*EXERCISE GOAL*
Figure out how many lines of the material below contain the word "title". Answer with the number only.

*RAW RECORDS*
────────────────────

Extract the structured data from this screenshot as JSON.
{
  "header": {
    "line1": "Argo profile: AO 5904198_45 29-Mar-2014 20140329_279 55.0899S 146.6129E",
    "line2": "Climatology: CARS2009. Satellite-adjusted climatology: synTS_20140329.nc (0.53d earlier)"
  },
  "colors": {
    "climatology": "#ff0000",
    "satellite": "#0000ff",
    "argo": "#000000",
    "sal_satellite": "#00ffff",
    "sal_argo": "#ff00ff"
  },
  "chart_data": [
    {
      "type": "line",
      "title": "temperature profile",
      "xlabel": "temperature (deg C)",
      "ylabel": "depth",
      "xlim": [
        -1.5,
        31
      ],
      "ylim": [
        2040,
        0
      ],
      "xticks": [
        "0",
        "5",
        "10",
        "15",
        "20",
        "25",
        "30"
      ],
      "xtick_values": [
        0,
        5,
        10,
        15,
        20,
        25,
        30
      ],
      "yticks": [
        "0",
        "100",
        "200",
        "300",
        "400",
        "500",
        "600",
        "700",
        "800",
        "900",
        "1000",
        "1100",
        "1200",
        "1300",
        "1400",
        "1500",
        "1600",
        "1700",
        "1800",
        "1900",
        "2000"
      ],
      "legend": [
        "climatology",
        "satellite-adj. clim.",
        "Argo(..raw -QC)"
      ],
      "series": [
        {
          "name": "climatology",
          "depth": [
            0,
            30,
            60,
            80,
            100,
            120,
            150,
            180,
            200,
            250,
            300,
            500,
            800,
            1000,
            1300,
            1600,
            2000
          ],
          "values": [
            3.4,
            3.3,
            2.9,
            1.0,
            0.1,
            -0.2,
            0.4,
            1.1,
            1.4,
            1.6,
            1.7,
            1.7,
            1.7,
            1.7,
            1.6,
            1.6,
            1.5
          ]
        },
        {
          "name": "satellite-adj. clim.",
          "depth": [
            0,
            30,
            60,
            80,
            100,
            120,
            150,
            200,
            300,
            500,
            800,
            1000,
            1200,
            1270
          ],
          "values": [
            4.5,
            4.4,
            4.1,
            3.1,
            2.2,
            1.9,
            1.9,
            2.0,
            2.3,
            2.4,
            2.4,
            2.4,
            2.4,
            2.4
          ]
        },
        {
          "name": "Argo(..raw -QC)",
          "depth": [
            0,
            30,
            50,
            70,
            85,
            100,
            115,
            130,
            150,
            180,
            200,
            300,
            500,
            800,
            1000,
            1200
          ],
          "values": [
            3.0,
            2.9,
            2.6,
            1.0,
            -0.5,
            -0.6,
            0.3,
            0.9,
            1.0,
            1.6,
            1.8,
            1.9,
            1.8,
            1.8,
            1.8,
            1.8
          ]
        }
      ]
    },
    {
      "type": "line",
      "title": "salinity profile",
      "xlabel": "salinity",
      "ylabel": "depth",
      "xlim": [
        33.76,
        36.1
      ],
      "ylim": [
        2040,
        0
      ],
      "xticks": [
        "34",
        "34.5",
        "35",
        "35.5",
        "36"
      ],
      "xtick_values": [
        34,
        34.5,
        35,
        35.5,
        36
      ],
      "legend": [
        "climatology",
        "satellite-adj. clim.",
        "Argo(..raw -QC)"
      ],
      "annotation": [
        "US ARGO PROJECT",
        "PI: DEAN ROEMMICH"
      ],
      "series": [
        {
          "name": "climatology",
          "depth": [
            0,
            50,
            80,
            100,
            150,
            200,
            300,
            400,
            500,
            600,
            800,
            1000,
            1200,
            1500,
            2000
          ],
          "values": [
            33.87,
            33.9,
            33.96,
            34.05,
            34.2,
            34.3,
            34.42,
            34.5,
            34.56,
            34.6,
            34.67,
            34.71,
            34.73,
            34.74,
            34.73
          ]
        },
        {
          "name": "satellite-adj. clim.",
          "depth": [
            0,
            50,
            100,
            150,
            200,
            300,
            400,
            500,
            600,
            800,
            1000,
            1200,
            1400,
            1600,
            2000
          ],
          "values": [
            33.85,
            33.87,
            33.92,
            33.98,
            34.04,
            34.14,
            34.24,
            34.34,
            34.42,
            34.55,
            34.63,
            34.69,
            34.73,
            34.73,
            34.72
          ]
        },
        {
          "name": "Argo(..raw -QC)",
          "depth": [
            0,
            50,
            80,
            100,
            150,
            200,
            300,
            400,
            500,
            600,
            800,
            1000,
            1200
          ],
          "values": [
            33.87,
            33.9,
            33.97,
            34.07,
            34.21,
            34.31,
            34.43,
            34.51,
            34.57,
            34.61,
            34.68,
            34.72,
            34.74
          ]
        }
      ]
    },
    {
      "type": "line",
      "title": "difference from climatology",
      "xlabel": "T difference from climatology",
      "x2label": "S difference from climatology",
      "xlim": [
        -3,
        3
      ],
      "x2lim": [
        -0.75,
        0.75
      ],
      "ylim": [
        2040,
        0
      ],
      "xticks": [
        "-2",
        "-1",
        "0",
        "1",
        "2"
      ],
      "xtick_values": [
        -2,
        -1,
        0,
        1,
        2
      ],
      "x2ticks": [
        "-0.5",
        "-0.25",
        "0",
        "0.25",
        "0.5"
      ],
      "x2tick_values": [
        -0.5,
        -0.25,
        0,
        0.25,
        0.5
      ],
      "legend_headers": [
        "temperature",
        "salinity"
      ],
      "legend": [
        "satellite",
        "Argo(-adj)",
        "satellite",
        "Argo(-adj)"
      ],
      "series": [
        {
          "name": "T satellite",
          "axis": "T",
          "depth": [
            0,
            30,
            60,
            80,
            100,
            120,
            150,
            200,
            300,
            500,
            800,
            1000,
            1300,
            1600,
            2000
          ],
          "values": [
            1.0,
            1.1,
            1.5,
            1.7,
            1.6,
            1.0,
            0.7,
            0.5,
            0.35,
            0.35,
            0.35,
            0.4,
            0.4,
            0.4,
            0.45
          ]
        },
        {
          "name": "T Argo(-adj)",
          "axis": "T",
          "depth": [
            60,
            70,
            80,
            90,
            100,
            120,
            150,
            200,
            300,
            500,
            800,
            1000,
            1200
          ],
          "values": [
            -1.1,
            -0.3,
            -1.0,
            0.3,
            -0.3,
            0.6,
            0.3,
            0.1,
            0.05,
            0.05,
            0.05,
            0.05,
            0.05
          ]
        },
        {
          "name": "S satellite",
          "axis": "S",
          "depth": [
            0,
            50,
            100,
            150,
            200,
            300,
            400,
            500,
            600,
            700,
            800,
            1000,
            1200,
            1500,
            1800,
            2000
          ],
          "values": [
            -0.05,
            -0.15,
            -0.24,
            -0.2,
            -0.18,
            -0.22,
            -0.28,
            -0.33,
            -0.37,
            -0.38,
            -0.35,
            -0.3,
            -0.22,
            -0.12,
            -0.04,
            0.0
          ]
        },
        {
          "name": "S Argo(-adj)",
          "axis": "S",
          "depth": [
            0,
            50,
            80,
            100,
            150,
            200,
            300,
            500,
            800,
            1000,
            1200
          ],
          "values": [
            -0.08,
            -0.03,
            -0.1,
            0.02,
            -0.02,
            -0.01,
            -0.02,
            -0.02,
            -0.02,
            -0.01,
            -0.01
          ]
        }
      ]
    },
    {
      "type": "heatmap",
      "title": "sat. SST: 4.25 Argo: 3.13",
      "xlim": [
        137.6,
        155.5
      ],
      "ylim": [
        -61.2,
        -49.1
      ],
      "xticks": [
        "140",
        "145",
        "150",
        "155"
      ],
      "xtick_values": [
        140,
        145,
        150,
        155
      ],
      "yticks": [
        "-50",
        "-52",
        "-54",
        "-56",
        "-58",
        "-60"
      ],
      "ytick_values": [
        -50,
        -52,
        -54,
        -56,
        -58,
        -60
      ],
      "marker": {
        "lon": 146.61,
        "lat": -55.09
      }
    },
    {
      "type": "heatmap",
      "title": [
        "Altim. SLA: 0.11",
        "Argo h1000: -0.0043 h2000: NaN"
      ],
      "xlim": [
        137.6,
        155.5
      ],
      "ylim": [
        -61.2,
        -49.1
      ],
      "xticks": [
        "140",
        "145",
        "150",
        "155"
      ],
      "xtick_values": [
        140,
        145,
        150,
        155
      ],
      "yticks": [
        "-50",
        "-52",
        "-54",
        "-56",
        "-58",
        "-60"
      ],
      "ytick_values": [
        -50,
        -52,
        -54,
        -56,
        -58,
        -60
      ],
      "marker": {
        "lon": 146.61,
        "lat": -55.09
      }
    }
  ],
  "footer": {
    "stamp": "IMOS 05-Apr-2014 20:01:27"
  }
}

────────────────────

*THE ANSWER*
5